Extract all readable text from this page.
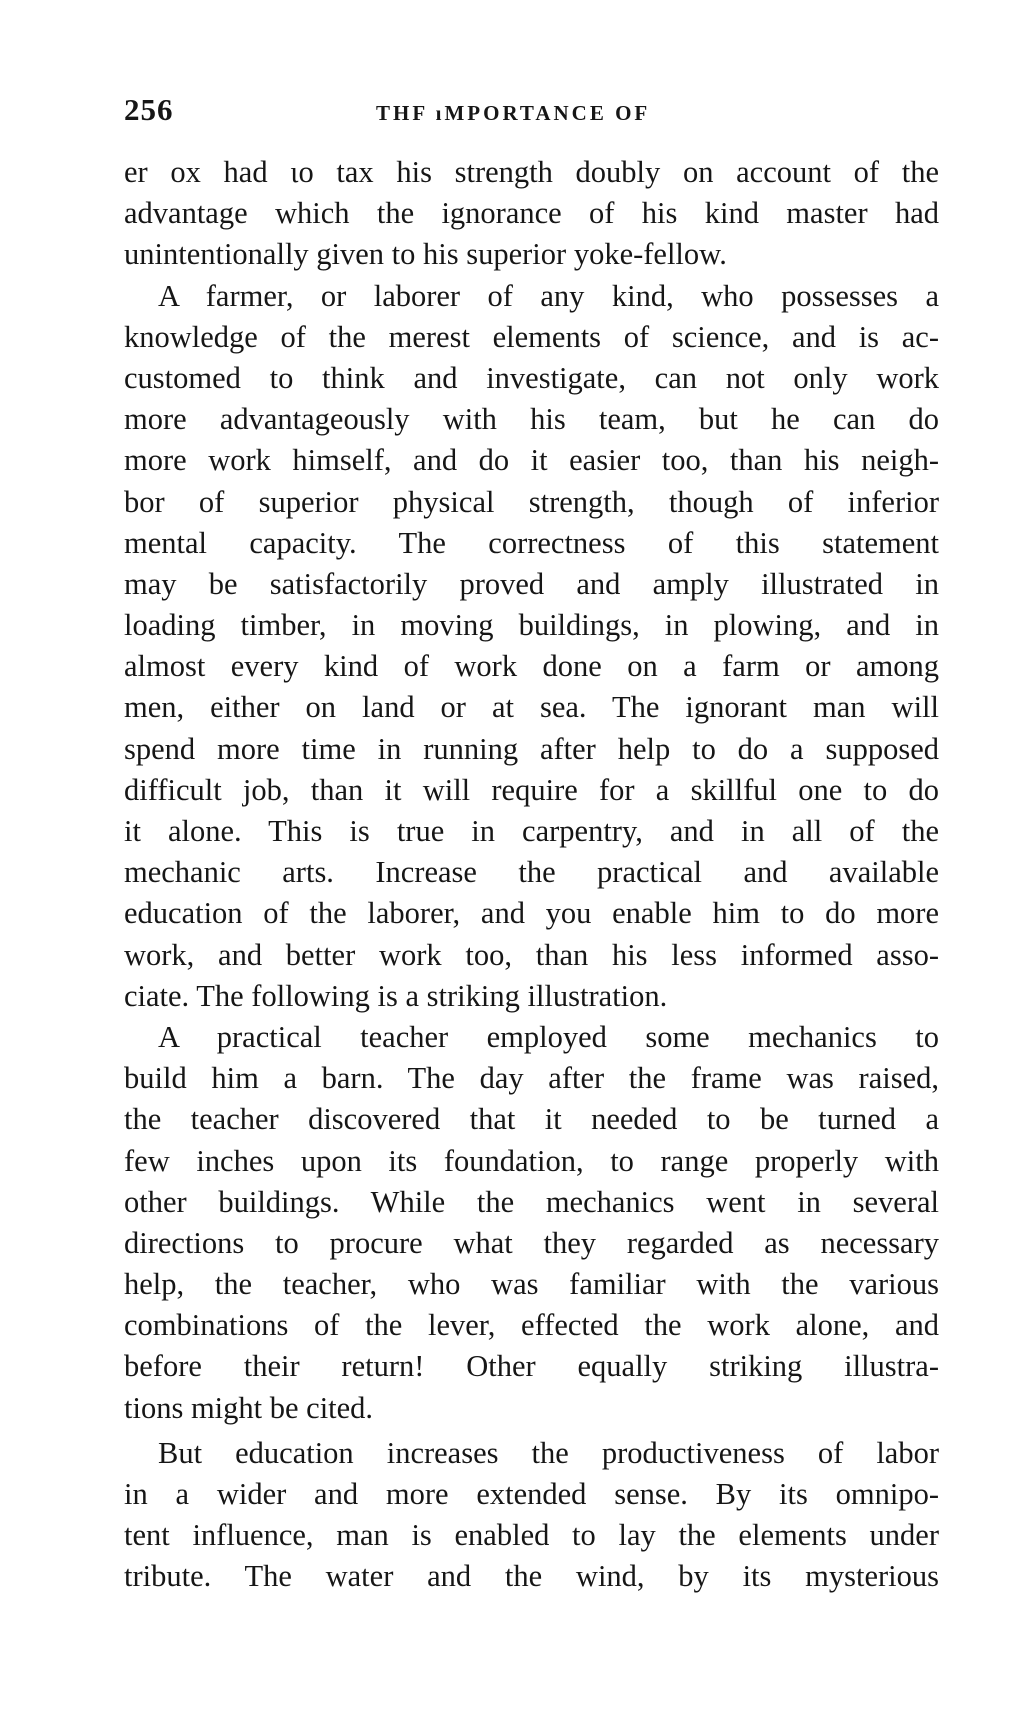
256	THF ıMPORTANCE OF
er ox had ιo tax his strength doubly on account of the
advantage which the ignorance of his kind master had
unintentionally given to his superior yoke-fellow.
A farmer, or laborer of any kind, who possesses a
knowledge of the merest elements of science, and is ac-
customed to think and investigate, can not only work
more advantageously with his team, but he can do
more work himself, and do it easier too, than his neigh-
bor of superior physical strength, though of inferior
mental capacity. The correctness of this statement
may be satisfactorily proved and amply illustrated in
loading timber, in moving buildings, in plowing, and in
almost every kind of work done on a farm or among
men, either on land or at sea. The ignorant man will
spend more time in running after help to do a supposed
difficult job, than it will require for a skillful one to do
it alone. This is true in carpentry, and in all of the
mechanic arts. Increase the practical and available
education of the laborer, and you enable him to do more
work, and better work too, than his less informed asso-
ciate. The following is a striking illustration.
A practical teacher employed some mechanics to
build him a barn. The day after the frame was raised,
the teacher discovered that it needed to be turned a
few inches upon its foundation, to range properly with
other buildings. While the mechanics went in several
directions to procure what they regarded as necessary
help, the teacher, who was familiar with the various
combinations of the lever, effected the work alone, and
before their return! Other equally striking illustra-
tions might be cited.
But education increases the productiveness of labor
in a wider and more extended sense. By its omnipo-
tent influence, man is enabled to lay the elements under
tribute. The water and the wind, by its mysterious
------------
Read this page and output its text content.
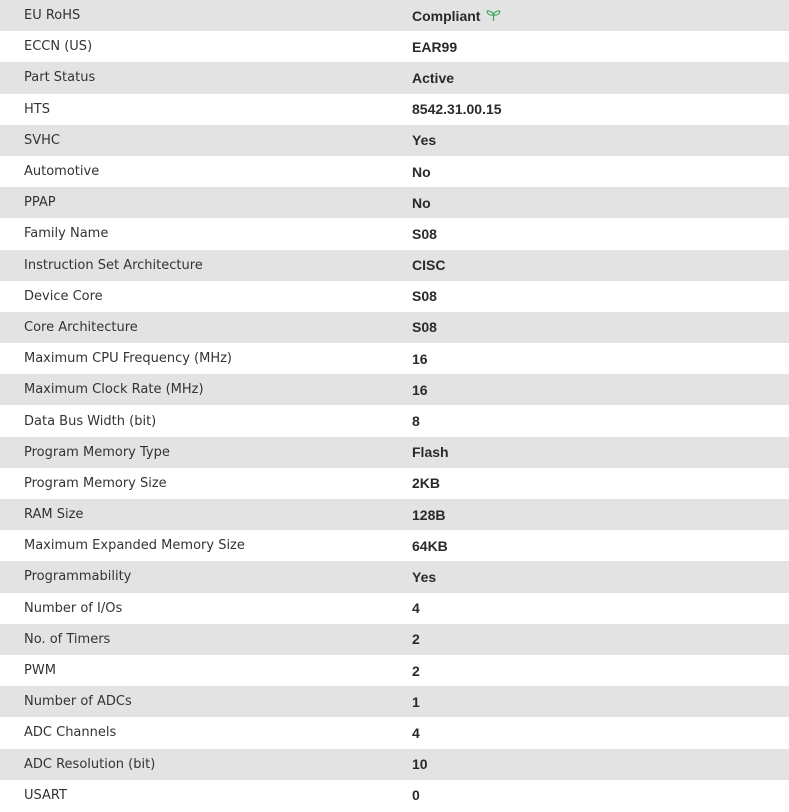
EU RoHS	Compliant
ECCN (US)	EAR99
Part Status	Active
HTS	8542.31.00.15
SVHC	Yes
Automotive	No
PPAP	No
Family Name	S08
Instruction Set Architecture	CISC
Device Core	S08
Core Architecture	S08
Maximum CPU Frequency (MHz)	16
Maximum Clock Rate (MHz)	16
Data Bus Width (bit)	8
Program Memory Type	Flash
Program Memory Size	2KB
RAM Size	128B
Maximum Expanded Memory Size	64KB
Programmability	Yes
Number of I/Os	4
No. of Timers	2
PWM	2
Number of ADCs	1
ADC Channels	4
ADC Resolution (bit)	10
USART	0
------------
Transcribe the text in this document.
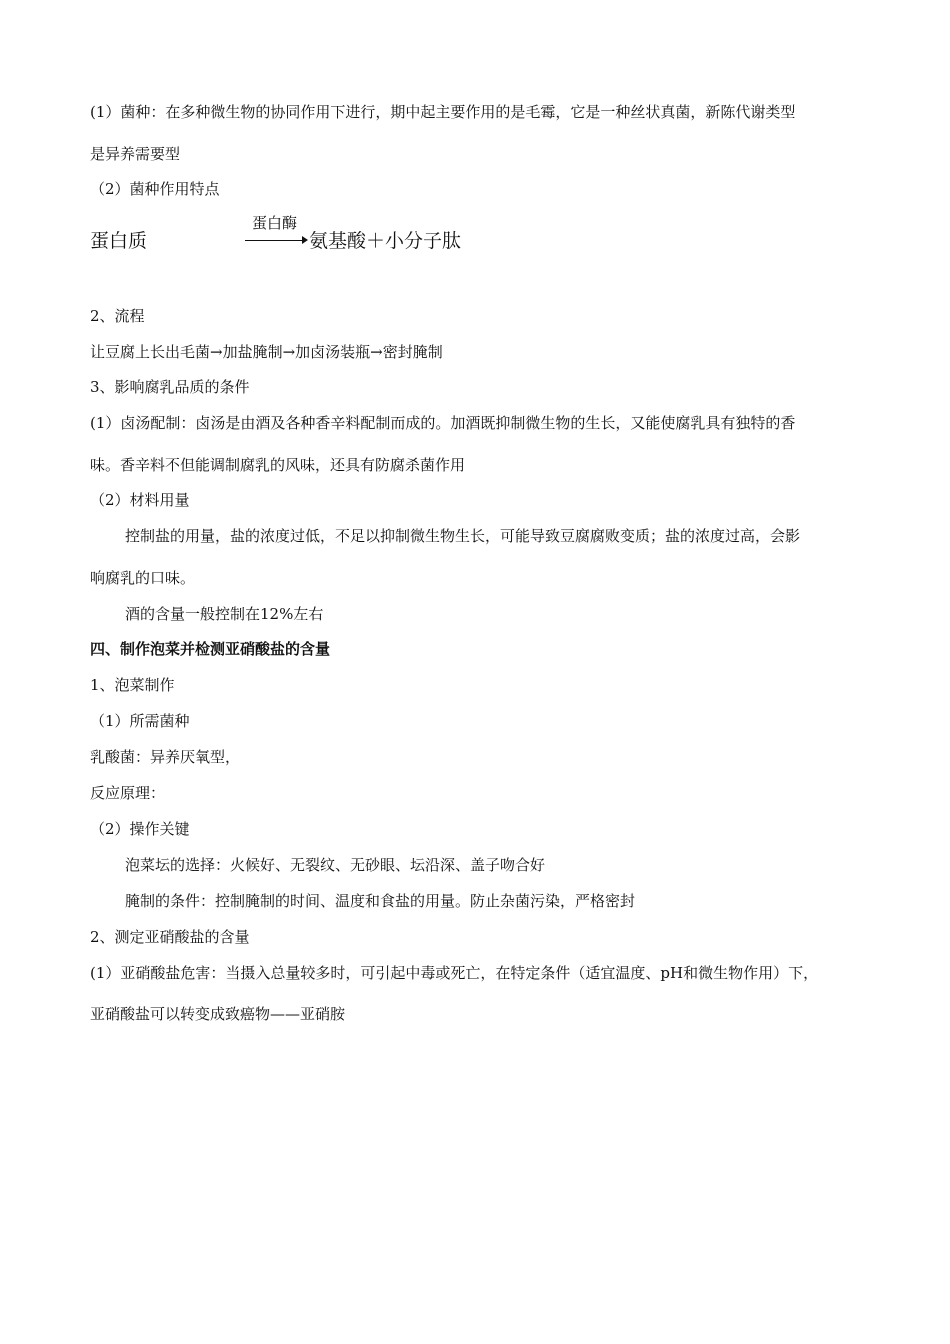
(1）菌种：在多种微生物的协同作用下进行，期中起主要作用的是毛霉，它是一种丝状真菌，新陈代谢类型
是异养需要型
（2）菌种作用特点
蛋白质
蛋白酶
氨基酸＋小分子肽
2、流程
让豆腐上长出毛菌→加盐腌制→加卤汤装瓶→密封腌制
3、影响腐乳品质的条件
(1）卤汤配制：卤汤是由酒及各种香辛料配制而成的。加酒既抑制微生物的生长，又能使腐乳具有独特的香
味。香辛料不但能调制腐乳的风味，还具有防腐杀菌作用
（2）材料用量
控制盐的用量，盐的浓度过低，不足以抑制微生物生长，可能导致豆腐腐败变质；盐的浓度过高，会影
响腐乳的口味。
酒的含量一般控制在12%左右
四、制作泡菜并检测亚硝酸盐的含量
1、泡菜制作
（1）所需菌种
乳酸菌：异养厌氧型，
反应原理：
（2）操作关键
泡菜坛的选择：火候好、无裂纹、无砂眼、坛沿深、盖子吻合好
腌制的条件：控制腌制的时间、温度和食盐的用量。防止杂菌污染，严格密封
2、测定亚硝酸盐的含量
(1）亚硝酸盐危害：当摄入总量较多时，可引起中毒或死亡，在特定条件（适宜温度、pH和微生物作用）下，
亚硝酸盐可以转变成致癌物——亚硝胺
------------
Exactly how many lines of the listing above contain the string "will"? Give no more than the number.

2